━━━ RECORDS SUPPLIED ━━━

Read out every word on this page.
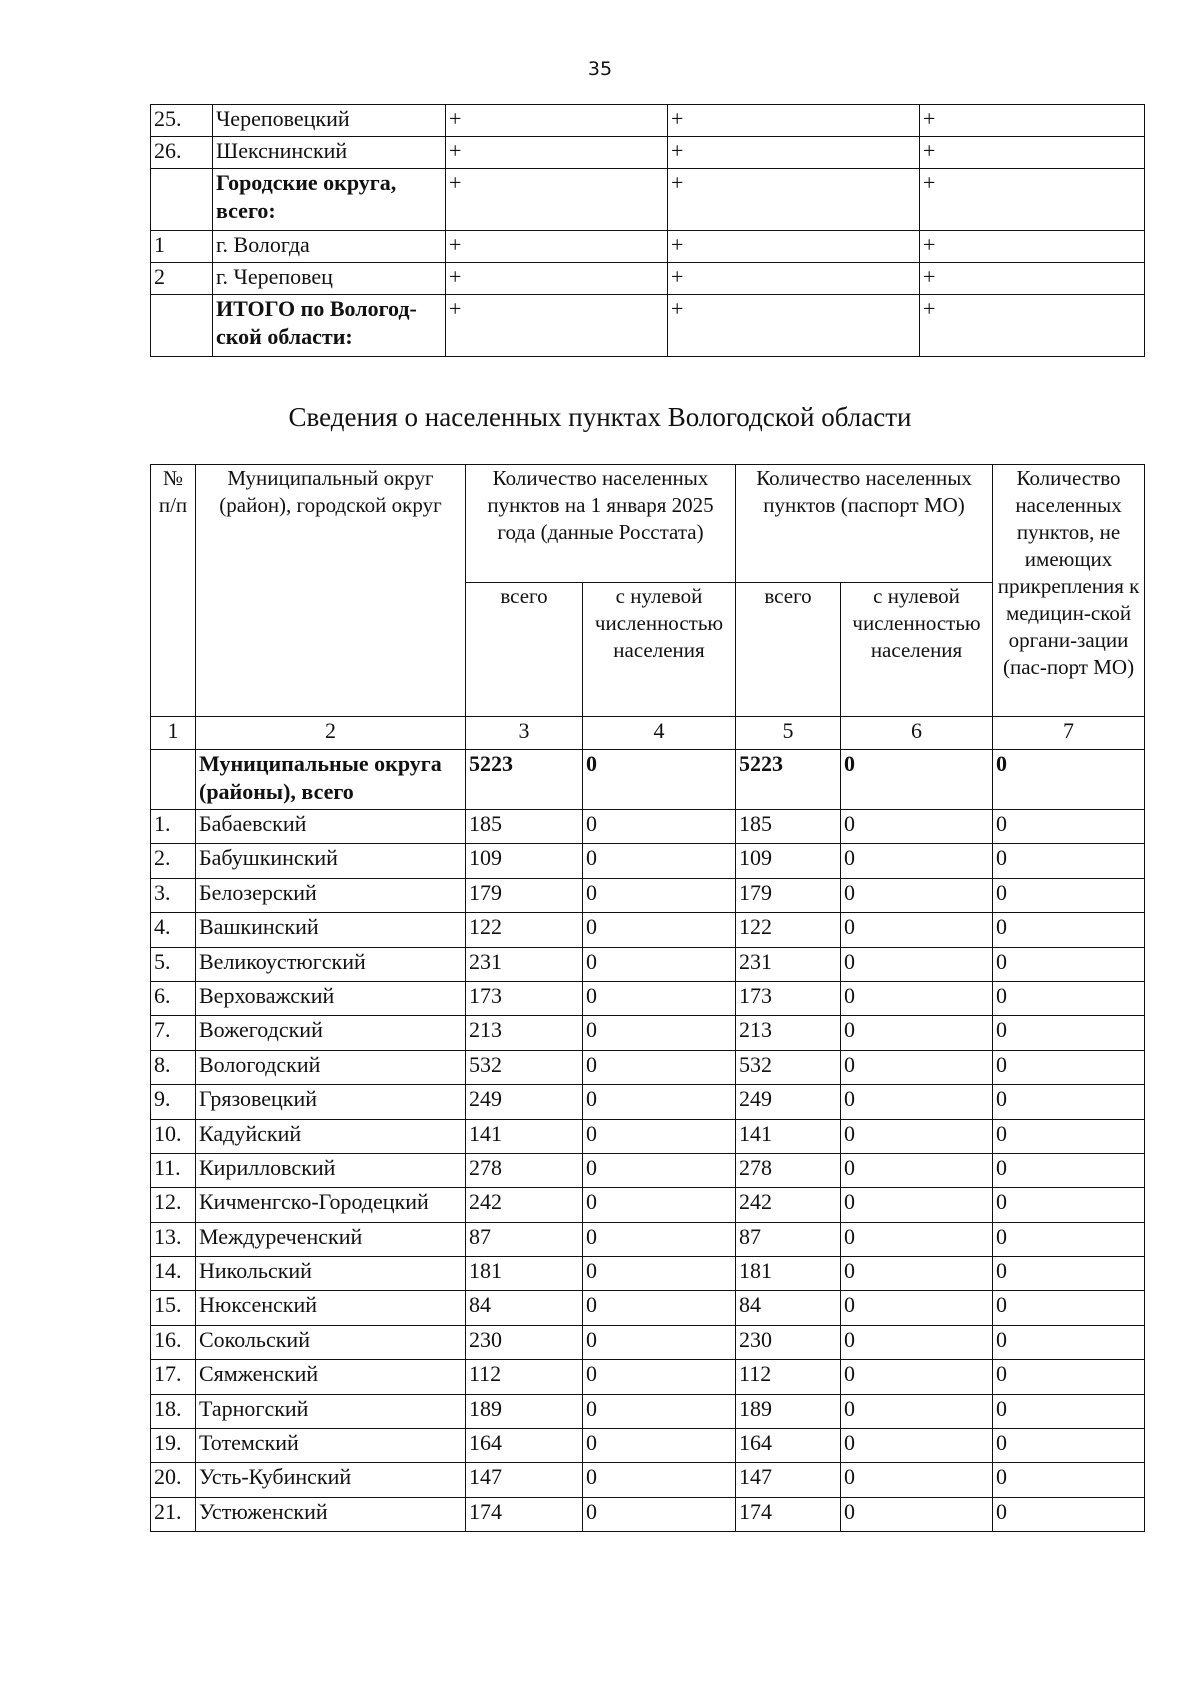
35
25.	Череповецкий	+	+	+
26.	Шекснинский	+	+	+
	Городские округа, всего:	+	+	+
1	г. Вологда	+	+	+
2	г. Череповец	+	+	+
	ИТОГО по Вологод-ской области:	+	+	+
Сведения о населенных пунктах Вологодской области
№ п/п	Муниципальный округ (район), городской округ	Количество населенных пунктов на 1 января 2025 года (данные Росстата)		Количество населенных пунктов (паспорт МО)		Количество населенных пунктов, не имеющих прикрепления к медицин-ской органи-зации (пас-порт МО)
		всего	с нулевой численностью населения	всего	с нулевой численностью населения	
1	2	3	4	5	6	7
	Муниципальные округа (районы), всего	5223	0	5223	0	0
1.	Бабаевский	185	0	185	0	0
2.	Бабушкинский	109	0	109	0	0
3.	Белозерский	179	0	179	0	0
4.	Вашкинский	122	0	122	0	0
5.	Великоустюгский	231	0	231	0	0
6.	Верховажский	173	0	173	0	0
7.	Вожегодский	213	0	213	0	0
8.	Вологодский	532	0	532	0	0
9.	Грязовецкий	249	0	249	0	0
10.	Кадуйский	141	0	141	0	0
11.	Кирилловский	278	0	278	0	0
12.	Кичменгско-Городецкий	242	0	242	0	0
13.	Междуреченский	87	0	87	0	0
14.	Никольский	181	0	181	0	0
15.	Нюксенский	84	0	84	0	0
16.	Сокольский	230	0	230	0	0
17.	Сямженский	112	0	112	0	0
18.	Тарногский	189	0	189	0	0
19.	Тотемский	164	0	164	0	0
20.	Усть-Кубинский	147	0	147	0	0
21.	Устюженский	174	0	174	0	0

━━━

**DO THIS:** Among the records above, find each line holding the string "населенных" and pull it out.

**RESULT:**
Сведения о населенных пунктах Вологодской области
№ п/п	Муниципальный округ (район), городской округ	Количество населенных пунктов на 1 января 2025 года (данные Росстата)		Количество населенных пунктов (паспорт МО)		Количество населенных пунктов, не имеющих прикрепления к медицин-ской органи-зации (пас-порт МО)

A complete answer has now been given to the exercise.